• _Exercise prompt_
Extract each line of the records below that contains the word "JSON".

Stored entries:
________________
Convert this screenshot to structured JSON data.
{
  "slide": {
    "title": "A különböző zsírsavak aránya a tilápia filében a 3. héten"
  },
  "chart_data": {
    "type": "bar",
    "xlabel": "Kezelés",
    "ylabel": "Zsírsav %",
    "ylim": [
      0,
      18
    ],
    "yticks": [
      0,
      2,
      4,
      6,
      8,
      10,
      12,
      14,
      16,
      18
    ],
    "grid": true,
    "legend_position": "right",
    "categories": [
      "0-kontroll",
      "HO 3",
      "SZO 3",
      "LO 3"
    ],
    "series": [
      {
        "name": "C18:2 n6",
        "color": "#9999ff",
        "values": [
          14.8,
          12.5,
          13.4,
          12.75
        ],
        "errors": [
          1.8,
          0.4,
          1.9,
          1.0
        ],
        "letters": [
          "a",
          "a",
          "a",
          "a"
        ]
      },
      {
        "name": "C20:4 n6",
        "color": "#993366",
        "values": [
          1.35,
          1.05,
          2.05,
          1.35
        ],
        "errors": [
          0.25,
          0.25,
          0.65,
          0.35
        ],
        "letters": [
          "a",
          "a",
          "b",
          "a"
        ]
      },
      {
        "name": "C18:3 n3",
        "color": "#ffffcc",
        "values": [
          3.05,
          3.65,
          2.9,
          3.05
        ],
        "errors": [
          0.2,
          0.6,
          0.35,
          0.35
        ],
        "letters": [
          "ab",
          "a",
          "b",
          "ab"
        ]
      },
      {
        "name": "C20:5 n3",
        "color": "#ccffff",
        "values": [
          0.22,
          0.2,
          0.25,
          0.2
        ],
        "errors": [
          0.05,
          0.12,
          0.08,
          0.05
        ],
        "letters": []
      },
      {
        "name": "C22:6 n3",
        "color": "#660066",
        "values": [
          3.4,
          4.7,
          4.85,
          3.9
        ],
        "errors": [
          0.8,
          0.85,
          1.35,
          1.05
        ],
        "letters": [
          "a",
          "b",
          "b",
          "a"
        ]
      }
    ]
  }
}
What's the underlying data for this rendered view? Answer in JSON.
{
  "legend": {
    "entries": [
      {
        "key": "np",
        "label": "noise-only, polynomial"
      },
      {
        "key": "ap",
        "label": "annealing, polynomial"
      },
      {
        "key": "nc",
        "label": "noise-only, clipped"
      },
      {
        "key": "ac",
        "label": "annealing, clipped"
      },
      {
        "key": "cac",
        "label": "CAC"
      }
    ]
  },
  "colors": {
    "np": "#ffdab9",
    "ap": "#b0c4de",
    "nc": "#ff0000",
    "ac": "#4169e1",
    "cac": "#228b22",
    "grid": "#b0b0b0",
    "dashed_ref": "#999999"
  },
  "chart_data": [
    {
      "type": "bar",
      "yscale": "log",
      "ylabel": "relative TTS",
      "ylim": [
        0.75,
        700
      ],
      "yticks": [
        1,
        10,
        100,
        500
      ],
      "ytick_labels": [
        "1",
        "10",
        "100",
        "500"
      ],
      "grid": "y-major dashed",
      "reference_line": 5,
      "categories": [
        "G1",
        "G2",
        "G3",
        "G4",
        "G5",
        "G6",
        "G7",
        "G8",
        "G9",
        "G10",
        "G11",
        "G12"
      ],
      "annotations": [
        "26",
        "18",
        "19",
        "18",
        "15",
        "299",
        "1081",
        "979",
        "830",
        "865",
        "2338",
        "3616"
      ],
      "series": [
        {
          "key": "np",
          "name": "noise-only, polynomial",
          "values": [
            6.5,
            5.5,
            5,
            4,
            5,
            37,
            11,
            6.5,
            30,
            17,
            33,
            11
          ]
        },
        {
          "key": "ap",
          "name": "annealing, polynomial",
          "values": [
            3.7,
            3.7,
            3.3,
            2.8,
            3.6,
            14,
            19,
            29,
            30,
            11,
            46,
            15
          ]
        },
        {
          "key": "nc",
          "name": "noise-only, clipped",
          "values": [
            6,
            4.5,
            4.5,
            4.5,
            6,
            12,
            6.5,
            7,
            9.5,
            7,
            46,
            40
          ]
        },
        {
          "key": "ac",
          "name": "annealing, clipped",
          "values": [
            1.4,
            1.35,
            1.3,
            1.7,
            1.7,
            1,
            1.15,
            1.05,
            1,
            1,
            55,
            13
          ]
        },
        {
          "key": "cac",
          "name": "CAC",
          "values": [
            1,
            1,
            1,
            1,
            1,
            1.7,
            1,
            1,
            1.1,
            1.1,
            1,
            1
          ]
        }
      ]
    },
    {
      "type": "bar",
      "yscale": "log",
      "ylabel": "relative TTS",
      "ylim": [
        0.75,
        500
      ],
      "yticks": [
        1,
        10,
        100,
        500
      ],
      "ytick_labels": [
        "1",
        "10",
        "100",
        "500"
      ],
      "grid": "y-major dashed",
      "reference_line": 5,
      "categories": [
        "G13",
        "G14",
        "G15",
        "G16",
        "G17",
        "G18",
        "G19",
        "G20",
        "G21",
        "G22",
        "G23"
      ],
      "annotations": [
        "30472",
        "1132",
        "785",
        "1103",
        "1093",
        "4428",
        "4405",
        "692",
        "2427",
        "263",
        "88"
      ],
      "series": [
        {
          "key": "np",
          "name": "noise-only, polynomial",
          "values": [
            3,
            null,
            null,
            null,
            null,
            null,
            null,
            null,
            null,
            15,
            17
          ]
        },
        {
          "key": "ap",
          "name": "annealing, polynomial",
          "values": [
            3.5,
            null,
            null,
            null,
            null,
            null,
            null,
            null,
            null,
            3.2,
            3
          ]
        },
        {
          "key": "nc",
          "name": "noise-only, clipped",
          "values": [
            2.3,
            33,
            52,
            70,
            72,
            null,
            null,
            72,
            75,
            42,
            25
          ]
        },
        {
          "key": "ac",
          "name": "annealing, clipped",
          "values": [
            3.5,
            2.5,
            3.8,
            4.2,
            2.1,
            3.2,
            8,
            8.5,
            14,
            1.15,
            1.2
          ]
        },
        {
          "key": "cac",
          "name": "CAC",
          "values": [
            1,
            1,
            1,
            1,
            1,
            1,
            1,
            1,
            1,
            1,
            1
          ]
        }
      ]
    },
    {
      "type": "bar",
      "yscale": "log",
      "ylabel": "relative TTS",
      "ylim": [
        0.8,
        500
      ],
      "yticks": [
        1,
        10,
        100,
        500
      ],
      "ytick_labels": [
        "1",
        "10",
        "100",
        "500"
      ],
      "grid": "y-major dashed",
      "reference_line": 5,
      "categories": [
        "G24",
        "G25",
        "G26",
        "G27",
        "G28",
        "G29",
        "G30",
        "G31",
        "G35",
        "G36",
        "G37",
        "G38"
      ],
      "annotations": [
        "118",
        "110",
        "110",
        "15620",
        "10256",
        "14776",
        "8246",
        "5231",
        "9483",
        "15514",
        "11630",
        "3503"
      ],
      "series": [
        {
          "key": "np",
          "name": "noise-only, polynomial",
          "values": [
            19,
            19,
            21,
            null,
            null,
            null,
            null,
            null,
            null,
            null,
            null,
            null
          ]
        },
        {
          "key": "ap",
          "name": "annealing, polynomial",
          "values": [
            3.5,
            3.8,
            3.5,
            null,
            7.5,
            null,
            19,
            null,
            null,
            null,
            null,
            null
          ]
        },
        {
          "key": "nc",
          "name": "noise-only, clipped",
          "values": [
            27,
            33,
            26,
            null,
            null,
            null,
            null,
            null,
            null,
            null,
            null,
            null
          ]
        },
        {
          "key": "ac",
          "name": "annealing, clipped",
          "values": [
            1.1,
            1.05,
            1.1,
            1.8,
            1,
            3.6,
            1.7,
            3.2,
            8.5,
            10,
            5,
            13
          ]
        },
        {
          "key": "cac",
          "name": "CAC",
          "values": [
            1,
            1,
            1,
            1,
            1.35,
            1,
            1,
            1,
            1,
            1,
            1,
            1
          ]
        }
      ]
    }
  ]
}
________________
• _Final answer_
Convert this screenshot to structured JSON data.
What's the underlying data for this rendered view? Answer in JSON.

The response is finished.